**Goal of the exercise:** Scan the data below and pick out the lines containing the word "this".

Records that describe figures
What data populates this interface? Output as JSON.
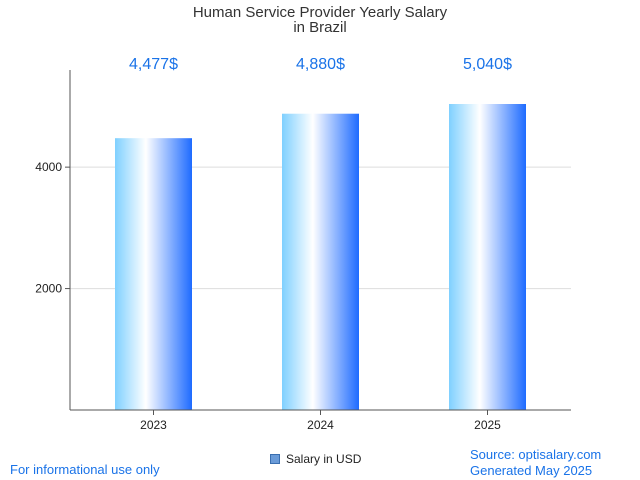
{
  "colors": {
    "accent": "#1a73e8",
    "axis": "#555555",
    "grid": "#dddddd",
    "bar_light": "#ffffff",
    "bar_mid": "#8fd3ff",
    "bar_dark": "#1e6bff"
  },
  "chart_data": {
    "type": "bar",
    "title": [
      "Human Service Provider Yearly Salary",
      "in Brazil"
    ],
    "categories": [
      "2023",
      "2024",
      "2025"
    ],
    "series": [
      {
        "name": "Salary in USD",
        "values": [
          4477,
          4880,
          5040
        ],
        "labels": [
          "4,477$",
          "4,880$",
          "5,040$"
        ]
      }
    ],
    "yticks": [
      "2000",
      "4000"
    ],
    "ylim": [
      0,
      5600
    ],
    "grid": true,
    "legend": "bottom-center"
  },
  "footer": {
    "disclaimer": "For informational use only",
    "source": "Source: optisalary.com",
    "generated": "Generated May 2025"
  }
}
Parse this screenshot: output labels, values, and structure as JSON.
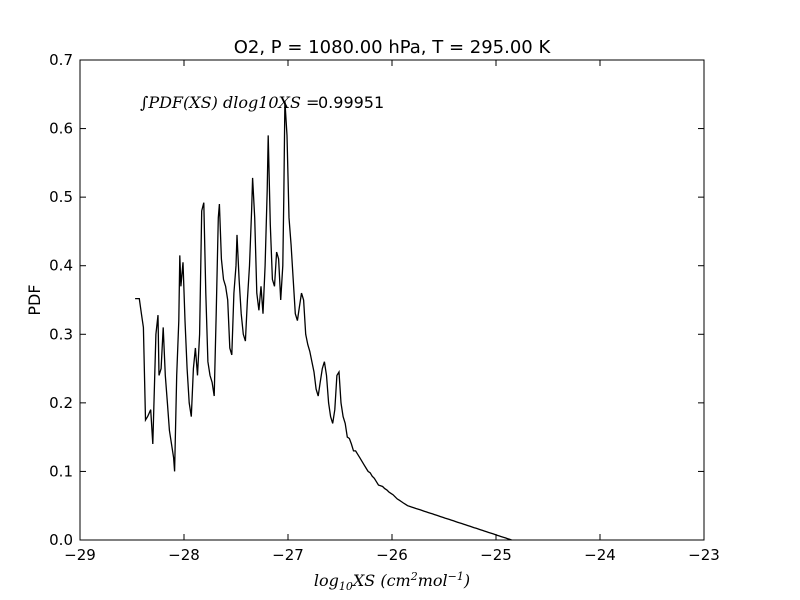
{
  "chart_data": {
    "type": "line",
    "title": "O2, P = 1080.00 hPa, T = 295.00 K",
    "xlabel": "log10XS (cm2mol-1)",
    "ylabel": "PDF",
    "xlim": [
      -29,
      -23
    ],
    "ylim": [
      0,
      0.7
    ],
    "grid": false,
    "x_ticks": [
      "−29",
      "−28",
      "−27",
      "−26",
      "−25",
      "−24",
      "−23"
    ],
    "y_ticks": [
      "0.0",
      "0.1",
      "0.2",
      "0.3",
      "0.4",
      "0.5",
      "0.6",
      "0.7"
    ],
    "annotation": {
      "label": "∫PDF(XS) dlog10XS =",
      "value": "0.99951"
    },
    "series": [
      {
        "color": "#000000",
        "points": [
          [
            -28.47,
            0.352
          ],
          [
            -28.43,
            0.352
          ],
          [
            -28.41,
            0.33
          ],
          [
            -28.39,
            0.31
          ],
          [
            -28.37,
            0.175
          ],
          [
            -28.35,
            0.18
          ],
          [
            -28.32,
            0.19
          ],
          [
            -28.3,
            0.14
          ],
          [
            -28.27,
            0.3
          ],
          [
            -28.25,
            0.328
          ],
          [
            -28.24,
            0.24
          ],
          [
            -28.22,
            0.25
          ],
          [
            -28.2,
            0.31
          ],
          [
            -28.18,
            0.24
          ],
          [
            -28.16,
            0.2
          ],
          [
            -28.14,
            0.16
          ],
          [
            -28.12,
            0.14
          ],
          [
            -28.1,
            0.12
          ],
          [
            -28.09,
            0.1
          ],
          [
            -28.07,
            0.24
          ],
          [
            -28.05,
            0.32
          ],
          [
            -28.04,
            0.415
          ],
          [
            -28.03,
            0.37
          ],
          [
            -28.01,
            0.405
          ],
          [
            -27.99,
            0.32
          ],
          [
            -27.97,
            0.25
          ],
          [
            -27.95,
            0.2
          ],
          [
            -27.93,
            0.18
          ],
          [
            -27.91,
            0.25
          ],
          [
            -27.89,
            0.28
          ],
          [
            -27.87,
            0.24
          ],
          [
            -27.85,
            0.3
          ],
          [
            -27.83,
            0.48
          ],
          [
            -27.81,
            0.492
          ],
          [
            -27.79,
            0.36
          ],
          [
            -27.77,
            0.26
          ],
          [
            -27.75,
            0.24
          ],
          [
            -27.73,
            0.23
          ],
          [
            -27.71,
            0.21
          ],
          [
            -27.69,
            0.33
          ],
          [
            -27.67,
            0.47
          ],
          [
            -27.66,
            0.49
          ],
          [
            -27.64,
            0.41
          ],
          [
            -27.62,
            0.38
          ],
          [
            -27.6,
            0.37
          ],
          [
            -27.58,
            0.35
          ],
          [
            -27.56,
            0.28
          ],
          [
            -27.54,
            0.27
          ],
          [
            -27.52,
            0.36
          ],
          [
            -27.5,
            0.4
          ],
          [
            -27.49,
            0.445
          ],
          [
            -27.47,
            0.38
          ],
          [
            -27.45,
            0.33
          ],
          [
            -27.43,
            0.3
          ],
          [
            -27.41,
            0.29
          ],
          [
            -27.39,
            0.35
          ],
          [
            -27.37,
            0.4
          ],
          [
            -27.35,
            0.48
          ],
          [
            -27.34,
            0.528
          ],
          [
            -27.32,
            0.47
          ],
          [
            -27.3,
            0.36
          ],
          [
            -27.28,
            0.335
          ],
          [
            -27.26,
            0.37
          ],
          [
            -27.24,
            0.33
          ],
          [
            -27.22,
            0.4
          ],
          [
            -27.2,
            0.51
          ],
          [
            -27.19,
            0.59
          ],
          [
            -27.17,
            0.46
          ],
          [
            -27.15,
            0.38
          ],
          [
            -27.13,
            0.37
          ],
          [
            -27.11,
            0.42
          ],
          [
            -27.09,
            0.41
          ],
          [
            -27.07,
            0.35
          ],
          [
            -27.05,
            0.4
          ],
          [
            -27.04,
            0.5
          ],
          [
            -27.03,
            0.64
          ],
          [
            -27.01,
            0.59
          ],
          [
            -26.99,
            0.47
          ],
          [
            -26.97,
            0.43
          ],
          [
            -26.95,
            0.38
          ],
          [
            -26.93,
            0.33
          ],
          [
            -26.91,
            0.32
          ],
          [
            -26.89,
            0.34
          ],
          [
            -26.87,
            0.36
          ],
          [
            -26.85,
            0.35
          ],
          [
            -26.83,
            0.3
          ],
          [
            -26.81,
            0.285
          ],
          [
            -26.79,
            0.275
          ],
          [
            -26.77,
            0.26
          ],
          [
            -26.75,
            0.245
          ],
          [
            -26.73,
            0.22
          ],
          [
            -26.71,
            0.21
          ],
          [
            -26.69,
            0.23
          ],
          [
            -26.67,
            0.25
          ],
          [
            -26.65,
            0.26
          ],
          [
            -26.63,
            0.24
          ],
          [
            -26.61,
            0.2
          ],
          [
            -26.59,
            0.18
          ],
          [
            -26.57,
            0.17
          ],
          [
            -26.55,
            0.19
          ],
          [
            -26.53,
            0.24
          ],
          [
            -26.51,
            0.245
          ],
          [
            -26.49,
            0.2
          ],
          [
            -26.47,
            0.18
          ],
          [
            -26.45,
            0.17
          ],
          [
            -26.43,
            0.15
          ],
          [
            -26.41,
            0.148
          ],
          [
            -26.39,
            0.14
          ],
          [
            -26.37,
            0.13
          ],
          [
            -26.35,
            0.13
          ],
          [
            -26.33,
            0.125
          ],
          [
            -26.31,
            0.12
          ],
          [
            -26.29,
            0.115
          ],
          [
            -26.27,
            0.11
          ],
          [
            -26.25,
            0.105
          ],
          [
            -26.23,
            0.1
          ],
          [
            -26.21,
            0.098
          ],
          [
            -26.19,
            0.093
          ],
          [
            -26.17,
            0.09
          ],
          [
            -26.15,
            0.085
          ],
          [
            -26.13,
            0.08
          ],
          [
            -26.11,
            0.079
          ],
          [
            -26.09,
            0.078
          ],
          [
            -26.07,
            0.075
          ],
          [
            -26.05,
            0.073
          ],
          [
            -26.03,
            0.07
          ],
          [
            -26.01,
            0.068
          ],
          [
            -25.99,
            0.066
          ],
          [
            -25.97,
            0.063
          ],
          [
            -25.95,
            0.06
          ],
          [
            -25.93,
            0.058
          ],
          [
            -25.91,
            0.056
          ],
          [
            -25.89,
            0.054
          ],
          [
            -25.87,
            0.052
          ],
          [
            -25.85,
            0.05
          ],
          [
            -25.83,
            0.049
          ],
          [
            -25.81,
            0.048
          ],
          [
            -25.79,
            0.047
          ],
          [
            -25.77,
            0.046
          ],
          [
            -25.75,
            0.045
          ],
          [
            -25.73,
            0.044
          ],
          [
            -25.71,
            0.043
          ],
          [
            -25.69,
            0.042
          ],
          [
            -25.67,
            0.041
          ],
          [
            -25.65,
            0.04
          ],
          [
            -25.63,
            0.039
          ],
          [
            -25.61,
            0.038
          ],
          [
            -25.59,
            0.037
          ],
          [
            -25.57,
            0.036
          ],
          [
            -25.55,
            0.035
          ],
          [
            -25.53,
            0.034
          ],
          [
            -25.51,
            0.033
          ],
          [
            -25.49,
            0.032
          ],
          [
            -25.47,
            0.031
          ],
          [
            -25.45,
            0.03
          ],
          [
            -25.43,
            0.029
          ],
          [
            -25.41,
            0.028
          ],
          [
            -25.39,
            0.027
          ],
          [
            -25.37,
            0.026
          ],
          [
            -25.35,
            0.025
          ],
          [
            -25.33,
            0.024
          ],
          [
            -25.31,
            0.023
          ],
          [
            -25.29,
            0.022
          ],
          [
            -25.27,
            0.021
          ],
          [
            -25.25,
            0.02
          ],
          [
            -25.23,
            0.019
          ],
          [
            -25.21,
            0.018
          ],
          [
            -25.19,
            0.017
          ],
          [
            -25.17,
            0.016
          ],
          [
            -25.15,
            0.015
          ],
          [
            -25.13,
            0.014
          ],
          [
            -25.11,
            0.013
          ],
          [
            -25.09,
            0.012
          ],
          [
            -25.07,
            0.011
          ],
          [
            -25.05,
            0.01
          ],
          [
            -25.03,
            0.009
          ],
          [
            -25.01,
            0.008
          ],
          [
            -24.99,
            0.007
          ],
          [
            -24.97,
            0.006
          ],
          [
            -24.95,
            0.005
          ],
          [
            -24.93,
            0.004
          ],
          [
            -24.91,
            0.003
          ],
          [
            -24.89,
            0.002
          ],
          [
            -24.87,
            0.001
          ],
          [
            -24.85,
            0.0
          ]
        ]
      }
    ]
  }
}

**Response to the task:**
What data populates this interface? Output as JSON.
Parse this screenshot: output labels, values, and structure as JSON.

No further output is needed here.